■ EXERCISE
From the listing below, count the lines where the string "Zadanie" occurs. Give the number, with no other words.

======

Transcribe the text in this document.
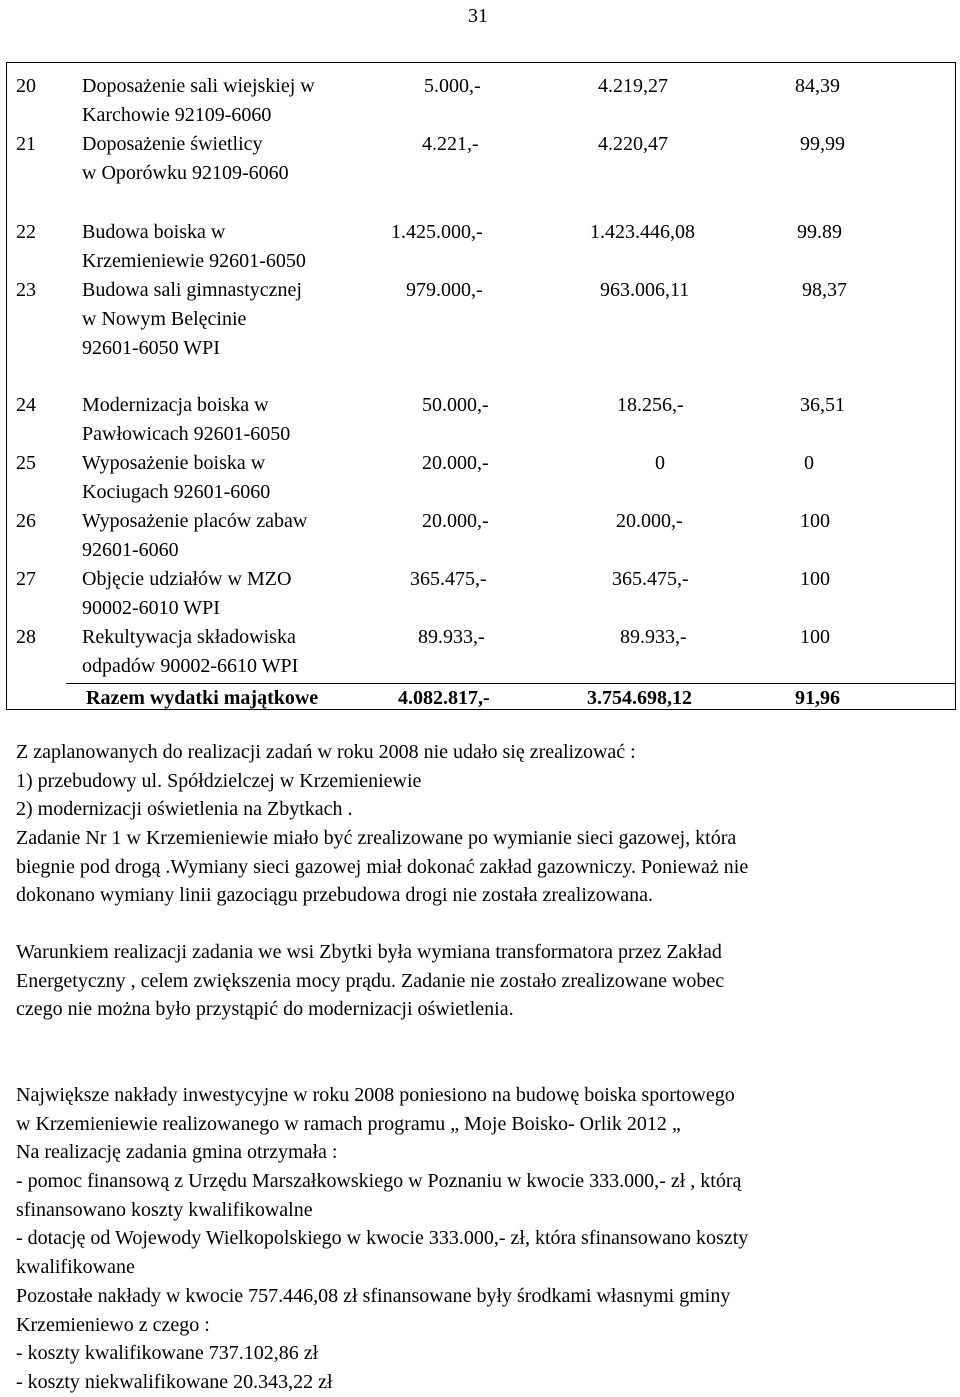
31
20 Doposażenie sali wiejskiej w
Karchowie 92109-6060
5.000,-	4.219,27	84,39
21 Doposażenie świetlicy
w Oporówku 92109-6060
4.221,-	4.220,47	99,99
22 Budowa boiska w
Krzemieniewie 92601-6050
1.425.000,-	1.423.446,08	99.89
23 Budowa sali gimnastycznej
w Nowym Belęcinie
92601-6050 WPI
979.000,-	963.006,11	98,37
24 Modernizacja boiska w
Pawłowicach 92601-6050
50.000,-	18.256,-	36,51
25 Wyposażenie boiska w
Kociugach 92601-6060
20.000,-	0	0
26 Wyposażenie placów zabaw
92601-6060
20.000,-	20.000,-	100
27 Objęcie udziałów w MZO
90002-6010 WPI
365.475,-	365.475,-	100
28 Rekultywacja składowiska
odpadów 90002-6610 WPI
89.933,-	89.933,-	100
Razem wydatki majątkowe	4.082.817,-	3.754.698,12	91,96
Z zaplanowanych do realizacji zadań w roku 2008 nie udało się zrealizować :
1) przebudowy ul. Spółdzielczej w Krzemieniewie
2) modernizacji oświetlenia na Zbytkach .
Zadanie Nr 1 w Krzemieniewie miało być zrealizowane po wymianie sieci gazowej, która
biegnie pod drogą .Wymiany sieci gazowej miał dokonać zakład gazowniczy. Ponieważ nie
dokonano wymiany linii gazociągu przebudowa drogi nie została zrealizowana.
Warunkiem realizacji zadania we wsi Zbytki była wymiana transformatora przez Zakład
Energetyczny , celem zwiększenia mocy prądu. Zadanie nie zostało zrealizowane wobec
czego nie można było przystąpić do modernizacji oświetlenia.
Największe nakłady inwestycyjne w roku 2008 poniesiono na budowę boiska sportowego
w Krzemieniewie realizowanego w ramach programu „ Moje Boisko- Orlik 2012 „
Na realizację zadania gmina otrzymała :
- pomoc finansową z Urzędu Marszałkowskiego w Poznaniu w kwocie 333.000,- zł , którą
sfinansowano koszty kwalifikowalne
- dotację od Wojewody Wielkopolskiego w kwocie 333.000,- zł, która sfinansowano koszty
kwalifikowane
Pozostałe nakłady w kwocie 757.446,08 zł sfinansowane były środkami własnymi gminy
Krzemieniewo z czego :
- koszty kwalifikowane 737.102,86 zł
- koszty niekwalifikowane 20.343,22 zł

======

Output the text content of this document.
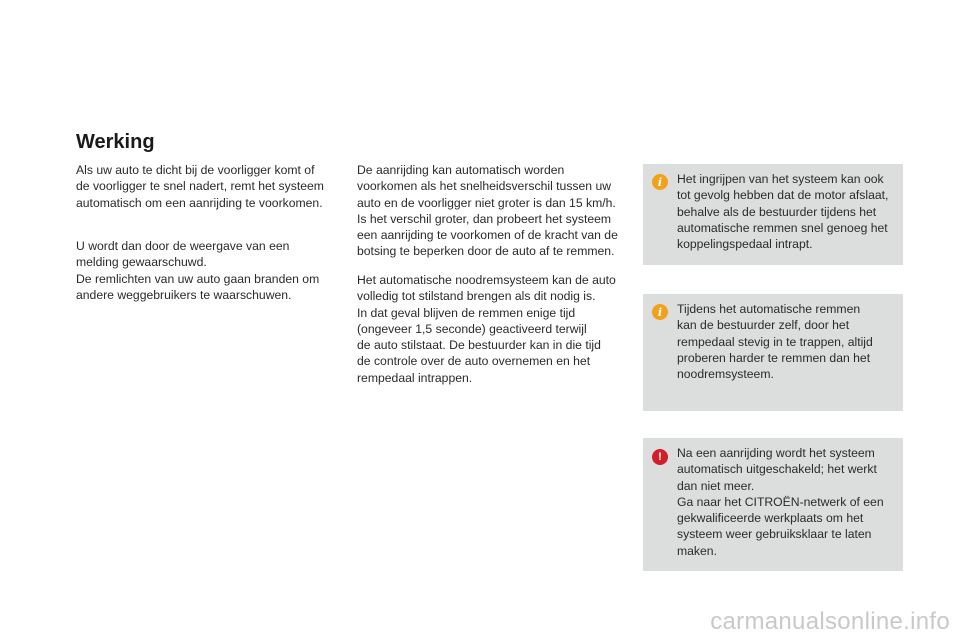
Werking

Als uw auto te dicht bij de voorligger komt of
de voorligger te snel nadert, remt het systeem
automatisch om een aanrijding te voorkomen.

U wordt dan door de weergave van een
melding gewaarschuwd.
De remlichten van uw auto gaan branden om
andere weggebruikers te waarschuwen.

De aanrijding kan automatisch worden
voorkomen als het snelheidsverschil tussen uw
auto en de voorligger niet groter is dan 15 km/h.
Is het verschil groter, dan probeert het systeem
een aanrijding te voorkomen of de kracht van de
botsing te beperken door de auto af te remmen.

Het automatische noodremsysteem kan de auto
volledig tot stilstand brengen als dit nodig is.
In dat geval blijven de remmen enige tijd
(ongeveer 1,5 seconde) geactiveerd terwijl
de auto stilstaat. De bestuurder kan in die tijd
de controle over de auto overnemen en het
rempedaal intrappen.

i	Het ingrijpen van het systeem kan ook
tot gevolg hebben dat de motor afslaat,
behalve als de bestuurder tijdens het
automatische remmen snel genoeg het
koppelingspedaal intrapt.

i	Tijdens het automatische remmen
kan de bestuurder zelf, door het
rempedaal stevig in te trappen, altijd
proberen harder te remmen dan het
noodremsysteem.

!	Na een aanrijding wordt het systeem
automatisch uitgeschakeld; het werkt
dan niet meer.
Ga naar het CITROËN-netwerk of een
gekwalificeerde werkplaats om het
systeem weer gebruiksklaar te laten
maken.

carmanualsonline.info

======

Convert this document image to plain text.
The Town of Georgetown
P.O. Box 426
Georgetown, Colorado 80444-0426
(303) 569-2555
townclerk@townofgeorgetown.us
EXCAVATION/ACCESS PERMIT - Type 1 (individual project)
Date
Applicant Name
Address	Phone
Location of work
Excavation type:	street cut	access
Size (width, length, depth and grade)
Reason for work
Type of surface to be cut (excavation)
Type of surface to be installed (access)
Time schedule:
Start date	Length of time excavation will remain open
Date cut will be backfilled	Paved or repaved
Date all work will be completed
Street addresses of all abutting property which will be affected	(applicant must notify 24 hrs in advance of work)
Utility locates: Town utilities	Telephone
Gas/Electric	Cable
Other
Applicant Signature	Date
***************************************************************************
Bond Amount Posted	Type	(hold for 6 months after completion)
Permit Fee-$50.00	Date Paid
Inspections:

======

■ ANSWER TO THIS TASK
2